[YOUR INSTRUCTIONS] Copy all of the material below exactly.

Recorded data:
○ ○ ○ ○

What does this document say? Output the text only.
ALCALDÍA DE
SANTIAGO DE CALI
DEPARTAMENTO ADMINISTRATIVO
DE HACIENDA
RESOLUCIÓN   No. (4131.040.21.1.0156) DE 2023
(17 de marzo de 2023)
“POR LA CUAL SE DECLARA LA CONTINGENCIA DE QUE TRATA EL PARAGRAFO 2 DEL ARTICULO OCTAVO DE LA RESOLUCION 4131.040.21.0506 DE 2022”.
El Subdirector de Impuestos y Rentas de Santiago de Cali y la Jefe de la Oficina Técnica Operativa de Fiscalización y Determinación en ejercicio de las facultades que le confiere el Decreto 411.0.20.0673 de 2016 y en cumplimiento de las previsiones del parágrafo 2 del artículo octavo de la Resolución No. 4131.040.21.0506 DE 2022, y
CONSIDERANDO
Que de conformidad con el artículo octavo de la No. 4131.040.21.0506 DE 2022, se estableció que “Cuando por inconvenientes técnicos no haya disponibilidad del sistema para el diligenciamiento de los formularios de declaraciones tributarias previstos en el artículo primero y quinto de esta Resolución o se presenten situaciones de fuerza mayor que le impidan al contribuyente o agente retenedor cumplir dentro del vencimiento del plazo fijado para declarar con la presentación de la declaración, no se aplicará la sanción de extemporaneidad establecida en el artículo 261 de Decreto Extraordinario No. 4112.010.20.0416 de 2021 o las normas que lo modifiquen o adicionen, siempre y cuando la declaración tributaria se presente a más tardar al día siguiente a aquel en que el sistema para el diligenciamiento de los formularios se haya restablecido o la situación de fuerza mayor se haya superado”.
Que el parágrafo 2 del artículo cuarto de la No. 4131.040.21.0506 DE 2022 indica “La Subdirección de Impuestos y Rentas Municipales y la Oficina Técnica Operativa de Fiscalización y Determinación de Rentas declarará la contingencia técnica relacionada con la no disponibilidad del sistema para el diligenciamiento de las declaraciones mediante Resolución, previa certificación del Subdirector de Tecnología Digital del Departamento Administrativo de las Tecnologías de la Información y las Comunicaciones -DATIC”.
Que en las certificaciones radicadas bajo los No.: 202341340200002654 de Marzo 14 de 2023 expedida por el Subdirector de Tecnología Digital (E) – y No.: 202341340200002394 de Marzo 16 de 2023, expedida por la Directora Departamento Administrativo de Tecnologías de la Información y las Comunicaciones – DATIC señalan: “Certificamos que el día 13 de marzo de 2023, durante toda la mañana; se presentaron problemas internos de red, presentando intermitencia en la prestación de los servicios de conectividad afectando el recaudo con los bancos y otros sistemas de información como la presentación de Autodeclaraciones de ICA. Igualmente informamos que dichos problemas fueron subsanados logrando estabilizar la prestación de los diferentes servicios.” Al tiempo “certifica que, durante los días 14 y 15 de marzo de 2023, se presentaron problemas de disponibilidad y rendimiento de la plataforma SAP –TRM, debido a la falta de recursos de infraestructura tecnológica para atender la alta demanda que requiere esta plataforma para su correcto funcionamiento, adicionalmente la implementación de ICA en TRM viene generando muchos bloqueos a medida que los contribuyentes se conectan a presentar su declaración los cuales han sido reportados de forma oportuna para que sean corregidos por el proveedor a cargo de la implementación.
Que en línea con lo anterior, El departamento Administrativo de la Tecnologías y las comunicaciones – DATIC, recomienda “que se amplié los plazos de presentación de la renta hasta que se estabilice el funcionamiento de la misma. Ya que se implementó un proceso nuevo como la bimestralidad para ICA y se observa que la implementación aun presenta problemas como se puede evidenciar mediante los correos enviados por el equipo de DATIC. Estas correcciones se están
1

○ ○ ○ ○

[FINAL ANSWER]
What does this document say? Output the text only.
ALCALDÍA DE
SANTIAGO DE CALI
DEPARTAMENTO ADMINISTRATIVO
DE HACIENDA
RESOLUCIÓN   No. (4131.040.21.1.0156) DE 2023
(17 de marzo de 2023)
“POR LA CUAL SE DECLARA LA CONTINGENCIA DE QUE TRATA EL PARAGRAFO 2 DEL ARTICULO OCTAVO DE LA RESOLUCION 4131.040.21.0506 DE 2022”.
El Subdirector de Impuestos y Rentas de Santiago de Cali y la Jefe de la Oficina Técnica Operativa de Fiscalización y Determinación en ejercicio de las facultades que le confiere el Decreto 411.0.20.0673 de 2016 y en cumplimiento de las previsiones del parágrafo 2 del artículo octavo de la Resolución No. 4131.040.21.0506 DE 2022, y
CONSIDERANDO
Que de conformidad con el artículo octavo de la No. 4131.040.21.0506 DE 2022, se estableció que “Cuando por inconvenientes técnicos no haya disponibilidad del sistema para el diligenciamiento de los formularios de declaraciones tributarias previstos en el artículo primero y quinto de esta Resolución o se presenten situaciones de fuerza mayor que le impidan al contribuyente o agente retenedor cumplir dentro del vencimiento del plazo fijado para declarar con la presentación de la declaración, no se aplicará la sanción de extemporaneidad establecida en el artículo 261 de Decreto Extraordinario No. 4112.010.20.0416 de 2021 o las normas que lo modifiquen o adicionen, siempre y cuando la declaración tributaria se presente a más tardar al día siguiente a aquel en que el sistema para el diligenciamiento de los formularios se haya restablecido o la situación de fuerza mayor se haya superado”.
Que el parágrafo 2 del artículo cuarto de la No. 4131.040.21.0506 DE 2022 indica “La Subdirección de Impuestos y Rentas Municipales y la Oficina Técnica Operativa de Fiscalización y Determinación de Rentas declarará la contingencia técnica relacionada con la no disponibilidad del sistema para el diligenciamiento de las declaraciones mediante Resolución, previa certificación del Subdirector de Tecnología Digital del Departamento Administrativo de las Tecnologías de la Información y las Comunicaciones -DATIC”.
Que en las certificaciones radicadas bajo los No.: 202341340200002654 de Marzo 14 de 2023 expedida por el Subdirector de Tecnología Digital (E) – y No.: 202341340200002394 de Marzo 16 de 2023, expedida por la Directora Departamento Administrativo de Tecnologías de la Información y las Comunicaciones – DATIC señalan: “Certificamos que el día 13 de marzo de 2023, durante toda la mañana; se presentaron problemas internos de red, presentando intermitencia en la prestación de los servicios de conectividad afectando el recaudo con los bancos y otros sistemas de información como la presentación de Autodeclaraciones de ICA. Igualmente informamos que dichos problemas fueron subsanados logrando estabilizar la prestación de los diferentes servicios.” Al tiempo “certifica que, durante los días 14 y 15 de marzo de 2023, se presentaron problemas de disponibilidad y rendimiento de la plataforma SAP –TRM, debido a la falta de recursos de infraestructura tecnológica para atender la alta demanda que requiere esta plataforma para su correcto funcionamiento, adicionalmente la implementación de ICA en TRM viene generando muchos bloqueos a medida que los contribuyentes se conectan a presentar su declaración los cuales han sido reportados de forma oportuna para que sean corregidos por el proveedor a cargo de la implementación.
Que en línea con lo anterior, El departamento Administrativo de la Tecnologías y las comunicaciones – DATIC, recomienda “que se amplié los plazos de presentación de la renta hasta que se estabilice el funcionamiento de la misma. Ya que se implementó un proceso nuevo como la bimestralidad para ICA y se observa que la implementación aun presenta problemas como se puede evidenciar mediante los correos enviados por el equipo de DATIC. Estas correcciones se están
1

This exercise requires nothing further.